* Task to carry out
Every entry should be repeated exactly. Omit the pictures.

* Recorded data
***

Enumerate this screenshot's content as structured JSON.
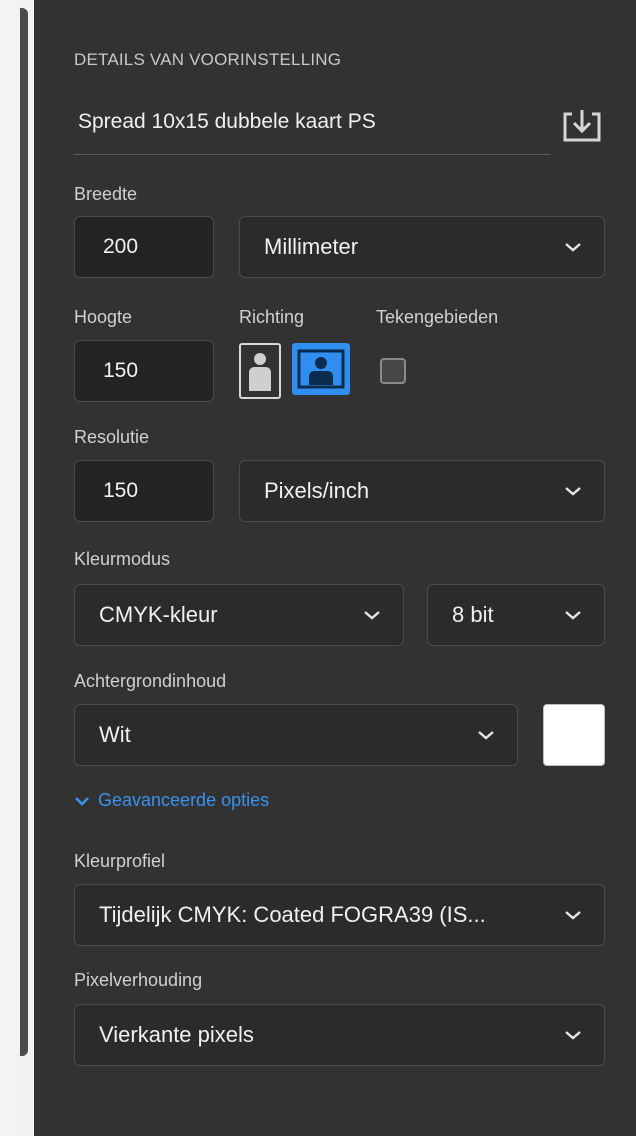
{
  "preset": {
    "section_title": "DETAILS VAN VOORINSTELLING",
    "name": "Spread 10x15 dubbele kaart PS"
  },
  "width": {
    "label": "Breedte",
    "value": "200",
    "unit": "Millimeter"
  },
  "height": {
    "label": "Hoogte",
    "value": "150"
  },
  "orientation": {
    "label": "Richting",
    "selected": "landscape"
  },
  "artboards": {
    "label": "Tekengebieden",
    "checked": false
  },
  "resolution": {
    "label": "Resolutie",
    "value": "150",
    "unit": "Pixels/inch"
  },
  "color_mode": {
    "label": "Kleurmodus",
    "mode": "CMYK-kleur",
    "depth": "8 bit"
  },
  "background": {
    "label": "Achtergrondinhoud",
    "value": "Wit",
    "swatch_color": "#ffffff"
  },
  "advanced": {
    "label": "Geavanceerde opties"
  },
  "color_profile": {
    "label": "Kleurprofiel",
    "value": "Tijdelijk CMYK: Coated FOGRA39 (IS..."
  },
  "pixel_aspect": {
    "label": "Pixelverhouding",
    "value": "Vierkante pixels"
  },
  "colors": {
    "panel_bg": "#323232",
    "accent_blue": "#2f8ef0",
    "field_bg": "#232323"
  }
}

***

* Solution for this problem
Enumerate this screenshot's content as structured JSON.
{
  "preset": {
    "section_title": "DETAILS VAN VOORINSTELLING",
    "name": "Spread 10x15 dubbele kaart PS"
  },
  "width": {
    "label": "Breedte",
    "value": "200",
    "unit": "Millimeter"
  },
  "height": {
    "label": "Hoogte",
    "value": "150"
  },
  "orientation": {
    "label": "Richting",
    "selected": "landscape"
  },
  "artboards": {
    "label": "Tekengebieden",
    "checked": false
  },
  "resolution": {
    "label": "Resolutie",
    "value": "150",
    "unit": "Pixels/inch"
  },
  "color_mode": {
    "label": "Kleurmodus",
    "mode": "CMYK-kleur",
    "depth": "8 bit"
  },
  "background": {
    "label": "Achtergrondinhoud",
    "value": "Wit",
    "swatch_color": "#ffffff"
  },
  "advanced": {
    "label": "Geavanceerde opties"
  },
  "color_profile": {
    "label": "Kleurprofiel",
    "value": "Tijdelijk CMYK: Coated FOGRA39 (IS..."
  },
  "pixel_aspect": {
    "label": "Pixelverhouding",
    "value": "Vierkante pixels"
  },
  "colors": {
    "panel_bg": "#323232",
    "accent_blue": "#2f8ef0",
    "field_bg": "#232323"
  }
}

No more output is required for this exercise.